### EXERCISE INSTRUCTIONS
Tally how many lines include "JSON". The number is the whole answer.

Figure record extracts
------------
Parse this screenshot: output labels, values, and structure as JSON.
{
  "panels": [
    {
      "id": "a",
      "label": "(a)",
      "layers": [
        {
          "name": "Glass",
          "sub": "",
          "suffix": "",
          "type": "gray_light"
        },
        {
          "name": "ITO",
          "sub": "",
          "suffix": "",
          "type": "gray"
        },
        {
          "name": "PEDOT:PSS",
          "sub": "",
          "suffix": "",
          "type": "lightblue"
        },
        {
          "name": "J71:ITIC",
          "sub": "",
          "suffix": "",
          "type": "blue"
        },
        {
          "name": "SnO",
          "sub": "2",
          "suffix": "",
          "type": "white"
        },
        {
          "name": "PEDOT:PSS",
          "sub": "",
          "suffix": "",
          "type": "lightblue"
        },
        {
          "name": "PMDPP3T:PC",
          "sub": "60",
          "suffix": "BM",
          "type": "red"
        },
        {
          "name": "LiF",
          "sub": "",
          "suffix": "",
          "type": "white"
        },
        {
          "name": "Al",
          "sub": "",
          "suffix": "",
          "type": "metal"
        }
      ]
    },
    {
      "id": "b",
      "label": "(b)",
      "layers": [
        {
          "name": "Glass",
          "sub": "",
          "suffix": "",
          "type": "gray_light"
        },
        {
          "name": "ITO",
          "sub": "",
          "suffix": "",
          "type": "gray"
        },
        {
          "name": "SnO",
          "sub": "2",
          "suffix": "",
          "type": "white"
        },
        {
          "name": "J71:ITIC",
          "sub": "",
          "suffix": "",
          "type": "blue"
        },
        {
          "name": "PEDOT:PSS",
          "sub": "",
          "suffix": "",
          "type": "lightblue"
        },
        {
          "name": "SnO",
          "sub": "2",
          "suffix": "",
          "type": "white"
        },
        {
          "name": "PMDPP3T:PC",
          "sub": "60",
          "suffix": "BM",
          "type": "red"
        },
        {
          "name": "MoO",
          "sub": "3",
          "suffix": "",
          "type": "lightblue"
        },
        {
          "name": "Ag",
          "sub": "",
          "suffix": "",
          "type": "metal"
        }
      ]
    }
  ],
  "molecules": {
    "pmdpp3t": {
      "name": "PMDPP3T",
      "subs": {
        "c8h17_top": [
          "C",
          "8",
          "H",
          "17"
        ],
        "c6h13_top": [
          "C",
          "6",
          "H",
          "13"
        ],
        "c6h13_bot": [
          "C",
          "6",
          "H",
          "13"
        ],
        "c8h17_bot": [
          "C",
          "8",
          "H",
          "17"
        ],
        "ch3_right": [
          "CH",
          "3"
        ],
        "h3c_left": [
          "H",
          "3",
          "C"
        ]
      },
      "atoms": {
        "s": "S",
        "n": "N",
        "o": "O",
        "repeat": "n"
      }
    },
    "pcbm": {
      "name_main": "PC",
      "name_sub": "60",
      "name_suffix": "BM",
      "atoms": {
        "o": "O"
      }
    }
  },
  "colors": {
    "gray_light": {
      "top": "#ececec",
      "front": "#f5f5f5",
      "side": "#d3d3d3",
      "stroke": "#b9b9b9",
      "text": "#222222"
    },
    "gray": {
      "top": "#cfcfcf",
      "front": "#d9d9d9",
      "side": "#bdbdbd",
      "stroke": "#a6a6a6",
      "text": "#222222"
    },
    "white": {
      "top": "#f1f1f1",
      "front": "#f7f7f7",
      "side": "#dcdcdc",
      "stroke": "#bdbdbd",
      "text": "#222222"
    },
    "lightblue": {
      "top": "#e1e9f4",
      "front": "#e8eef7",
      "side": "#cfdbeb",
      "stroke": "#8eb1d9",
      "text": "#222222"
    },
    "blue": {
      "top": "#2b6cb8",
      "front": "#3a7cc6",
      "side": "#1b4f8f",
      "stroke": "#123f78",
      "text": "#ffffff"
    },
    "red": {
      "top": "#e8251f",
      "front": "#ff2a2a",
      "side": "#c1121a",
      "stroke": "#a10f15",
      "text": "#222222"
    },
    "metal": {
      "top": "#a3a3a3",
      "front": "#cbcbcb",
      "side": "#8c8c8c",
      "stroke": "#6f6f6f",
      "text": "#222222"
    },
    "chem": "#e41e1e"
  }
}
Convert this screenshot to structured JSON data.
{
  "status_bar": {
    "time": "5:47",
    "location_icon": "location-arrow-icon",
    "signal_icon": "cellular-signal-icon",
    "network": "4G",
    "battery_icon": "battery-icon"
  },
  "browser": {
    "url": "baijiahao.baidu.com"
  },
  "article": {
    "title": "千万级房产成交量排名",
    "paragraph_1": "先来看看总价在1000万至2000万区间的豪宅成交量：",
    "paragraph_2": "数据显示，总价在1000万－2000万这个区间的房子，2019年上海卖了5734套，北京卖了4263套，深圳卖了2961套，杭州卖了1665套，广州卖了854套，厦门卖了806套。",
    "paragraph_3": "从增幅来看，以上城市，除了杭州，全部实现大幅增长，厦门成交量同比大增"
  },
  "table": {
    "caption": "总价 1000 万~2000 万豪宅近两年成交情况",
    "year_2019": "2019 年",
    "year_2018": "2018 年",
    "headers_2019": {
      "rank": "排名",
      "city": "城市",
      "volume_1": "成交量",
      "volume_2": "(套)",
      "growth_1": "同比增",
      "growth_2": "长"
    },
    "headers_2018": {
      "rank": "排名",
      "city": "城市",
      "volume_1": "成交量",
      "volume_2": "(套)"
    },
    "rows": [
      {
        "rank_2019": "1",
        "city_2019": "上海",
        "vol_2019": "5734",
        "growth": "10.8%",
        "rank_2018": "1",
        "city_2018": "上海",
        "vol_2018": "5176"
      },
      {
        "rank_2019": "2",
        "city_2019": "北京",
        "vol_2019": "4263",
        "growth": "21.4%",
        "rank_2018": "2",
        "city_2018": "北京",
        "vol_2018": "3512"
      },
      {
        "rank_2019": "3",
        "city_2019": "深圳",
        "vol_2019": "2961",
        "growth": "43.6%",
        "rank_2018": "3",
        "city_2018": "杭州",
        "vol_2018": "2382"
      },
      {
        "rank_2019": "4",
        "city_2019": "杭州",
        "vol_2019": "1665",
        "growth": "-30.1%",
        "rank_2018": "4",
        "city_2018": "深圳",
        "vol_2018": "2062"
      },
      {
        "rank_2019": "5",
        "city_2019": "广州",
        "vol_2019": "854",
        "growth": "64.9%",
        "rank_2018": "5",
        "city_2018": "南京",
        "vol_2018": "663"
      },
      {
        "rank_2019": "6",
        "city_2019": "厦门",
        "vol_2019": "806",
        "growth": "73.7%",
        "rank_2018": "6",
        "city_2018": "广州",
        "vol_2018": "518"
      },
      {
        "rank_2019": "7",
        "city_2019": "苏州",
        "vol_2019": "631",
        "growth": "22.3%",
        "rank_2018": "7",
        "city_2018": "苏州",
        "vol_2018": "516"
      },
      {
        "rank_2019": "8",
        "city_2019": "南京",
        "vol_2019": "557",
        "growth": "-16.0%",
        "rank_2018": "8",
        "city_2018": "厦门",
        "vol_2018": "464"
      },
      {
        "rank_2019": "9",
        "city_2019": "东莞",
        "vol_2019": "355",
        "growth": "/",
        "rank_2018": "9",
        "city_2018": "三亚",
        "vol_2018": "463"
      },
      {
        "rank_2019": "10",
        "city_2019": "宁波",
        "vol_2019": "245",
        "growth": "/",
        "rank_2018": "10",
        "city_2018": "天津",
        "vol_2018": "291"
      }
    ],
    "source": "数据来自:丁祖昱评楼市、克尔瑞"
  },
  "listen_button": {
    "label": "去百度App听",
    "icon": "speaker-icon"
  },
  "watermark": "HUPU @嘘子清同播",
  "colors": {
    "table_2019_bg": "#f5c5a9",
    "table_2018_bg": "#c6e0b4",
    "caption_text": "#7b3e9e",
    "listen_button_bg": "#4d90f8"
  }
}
------------
### FULL OUTPUT
2